Extracted data entries
>> start

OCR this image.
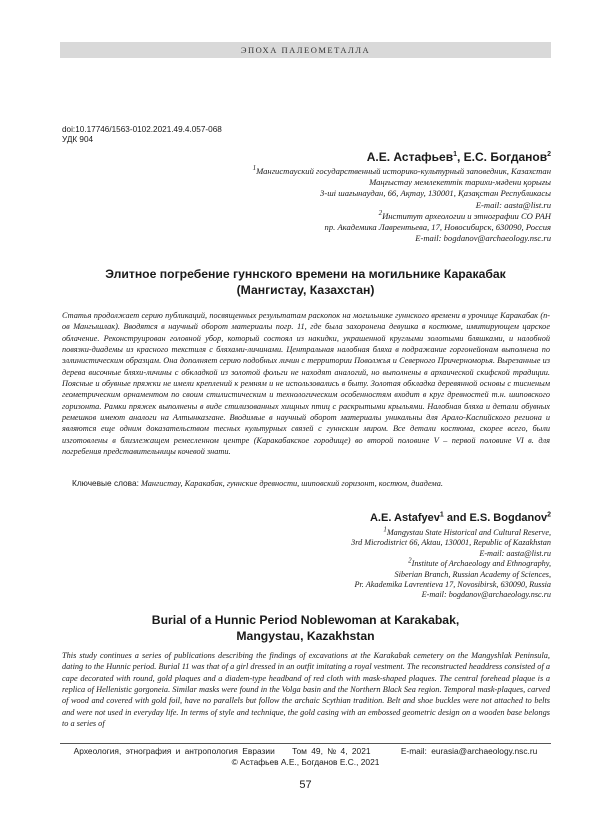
ЭПОХА ПАЛЕОМЕТАЛЛА
doi:10.17746/1563-0102.2021.49.4.057-068
УДК 904
А.Е. Астафьев$^1$, Е.С. Богданов$^2$

$^1$Мангистауский государственный историко-культурный заповедник, Казахстан

Маңғыстау мемлекеттік тарихи-мәдени қорығы

3-ші шағынаудан, 66, Ақтау, 130001, Қазақстан Республикасы

E-mail: aasta@list.ru

$^2$Институт археологии и этнографии СО РАН

пр. Академика Лаврентьева, 17, Новосибирск, 630090, Россия

E-mail: bogdanov@archaeology.nsc.ru

Элитное погребение гуннского времени на могильнике Каракабак
(Мангистау, Казахстан)
Статья продолжает серию публикаций, посвященных результатам раскопок на могильнике гуннского времени в урочище Каракабак (п-ов Мангышлак). Вводятся в научный оборот материалы погр. 11, где была захоронена девушка в костюме, имитирующем царское облачение. Реконструирован головной убор, который состоял из накидки, украшенной круглыми золотыми бляшками, и налобной повязки-диадемы из красного текстиля с бляхами-личинами. Центральная налобная бляха в подражание горгонейонам выполнена по эллинистическим образцам. Она дополняет серию подобных личин с территории Поволжья и Северного Причерноморья. Вырезанные из дерева височные бляхи-личины с обкладкой из золотой фольги не находят аналогий, но выполнены в архаической скифской традиции. Поясные и обувные пряжки не имели креплений к ремням и не использовались в быту. Золотая обкладка деревянной основы с тисненым геометрическим орнаментом по своим стилистическим и технологическим особенностям входит в круг древностей т.н. шиповского горизонта. Рамки пряжек выполнены в виде стилизованных хищных птиц с раскрытыми крыльями. Налобная бляха и детали обувных ремешков имеют аналоги на Алтынказгане. Вводимые в научный оборот материалы уникальны для Арало-Каспийского региона и являются еще одним доказательством тесных культурных связей с гуннским миром. Все детали костюма, скорее всего, были изготовлены в близлежащем ремесленном центре (Каракабакское городище) во второй половине V – первой половине VI в. для погребения представительницы кочевой знати.
Ключевые слова: Мангистау, Каракабак, гуннские древности, шиповский горизонт, костюм, диадема.
A.E. Astafyev$^1$ and E.S. Bogdanov$^2$

$^1$Mangystau State Historical and Cultural Reserve,

3rd Microdistrict 66, Aktau, 130001, Republic of Kazakhstan

E-mail: aasta@list.ru

$^2$Institute of Archaeology and Ethnography,

Siberian Branch, Russian Academy of Sciences,

Pr. Akademika Lavrentieva 17, Novosibirsk, 630090, Russia

E-mail: bogdanov@archaeology.nsc.ru

Burial of a Hunnic Period Noblewoman at Karakabak,
Mangystau, Kazakhstan
This study continues a series of publications describing the findings of excavations at the Karakabak cemetery on the Mangyshlak Peninsula, dating to the Hunnic period. Burial 11 was that of a girl dressed in an outfit imitating a royal vestment. The reconstructed headdress consisted of a cape decorated with round, gold plaques and a diadem-type headband of red cloth with mask-shaped plaques. The central forehead plaque is a replica of Hellenistic gorgoneia. Similar masks were found in the Volga basin and the Northern Black Sea region. Temporal mask-plaques, carved of wood and covered with gold foil, have no parallels but follow the archaic Scythian tradition. Belt and shoe buckles were not attached to belts and were not used in everyday life. In terms of style and technique, the gold casing with an embossed geometric design on a wooden base belongs to a series of
Археология, этнография и антропология Евразии Том 49, № 4, 2021	E-mail: eurasia@archaeology.nsc.ru
© Астафьев А.Е., Богданов Е.С., 2021
57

>> end

STATED PROBLEM
Write out the listing word for word, omitting the pictures it holds.

RESULT OF THE TASK
OCR this image.
ЭПОХА ПАЛЕОМЕТАЛЛА
doi:10.17746/1563-0102.2021.49.4.057-068
УДК 904
А.Е. Астафьев$^1$, Е.С. Богданов$^2$

$^1$Мангистауский государственный историко-культурный заповедник, Казахстан

Маңғыстау мемлекеттік тарихи-мәдени қорығы

3-ші шағынаудан, 66, Ақтау, 130001, Қазақстан Республикасы

E-mail: aasta@list.ru

$^2$Институт археологии и этнографии СО РАН

пр. Академика Лаврентьева, 17, Новосибирск, 630090, Россия

E-mail: bogdanov@archaeology.nsc.ru

Элитное погребение гуннского времени на могильнике Каракабак
(Мангистау, Казахстан)
Статья продолжает серию публикаций, посвященных результатам раскопок на могильнике гуннского времени в урочище Каракабак (п-ов Мангышлак). Вводятся в научный оборот материалы погр. 11, где была захоронена девушка в костюме, имитирующем царское облачение. Реконструирован головной убор, который состоял из накидки, украшенной круглыми золотыми бляшками, и налобной повязки-диадемы из красного текстиля с бляхами-личинами. Центральная налобная бляха в подражание горгонейонам выполнена по эллинистическим образцам. Она дополняет серию подобных личин с территории Поволжья и Северного Причерноморья. Вырезанные из дерева височные бляхи-личины с обкладкой из золотой фольги не находят аналогий, но выполнены в архаической скифской традиции. Поясные и обувные пряжки не имели креплений к ремням и не использовались в быту. Золотая обкладка деревянной основы с тисненым геометрическим орнаментом по своим стилистическим и технологическим особенностям входит в круг древностей т.н. шиповского горизонта. Рамки пряжек выполнены в виде стилизованных хищных птиц с раскрытыми крыльями. Налобная бляха и детали обувных ремешков имеют аналоги на Алтынказгане. Вводимые в научный оборот материалы уникальны для Арало-Каспийского региона и являются еще одним доказательством тесных культурных связей с гуннским миром. Все детали костюма, скорее всего, были изготовлены в близлежащем ремесленном центре (Каракабакское городище) во второй половине V – первой половине VI в. для погребения представительницы кочевой знати.
Ключевые слова: Мангистау, Каракабак, гуннские древности, шиповский горизонт, костюм, диадема.
A.E. Astafyev$^1$ and E.S. Bogdanov$^2$

$^1$Mangystau State Historical and Cultural Reserve,

3rd Microdistrict 66, Aktau, 130001, Republic of Kazakhstan

E-mail: aasta@list.ru

$^2$Institute of Archaeology and Ethnography,

Siberian Branch, Russian Academy of Sciences,

Pr. Akademika Lavrentieva 17, Novosibirsk, 630090, Russia

E-mail: bogdanov@archaeology.nsc.ru

Burial of a Hunnic Period Noblewoman at Karakabak,
Mangystau, Kazakhstan
This study continues a series of publications describing the findings of excavations at the Karakabak cemetery on the Mangyshlak Peninsula, dating to the Hunnic period. Burial 11 was that of a girl dressed in an outfit imitating a royal vestment. The reconstructed headdress consisted of a cape decorated with round, gold plaques and a diadem-type headband of red cloth with mask-shaped plaques. The central forehead plaque is a replica of Hellenistic gorgoneia. Similar masks were found in the Volga basin and the Northern Black Sea region. Temporal mask-plaques, carved of wood and covered with gold foil, have no parallels but follow the archaic Scythian tradition. Belt and shoe buckles were not attached to belts and were not used in everyday life. In terms of style and technique, the gold casing with an embossed geometric design on a wooden base belongs to a series of
Археология, этнография и антропология Евразии Том 49, № 4, 2021	E-mail: eurasia@archaeology.nsc.ru
© Астафьев А.Е., Богданов Е.С., 2021
57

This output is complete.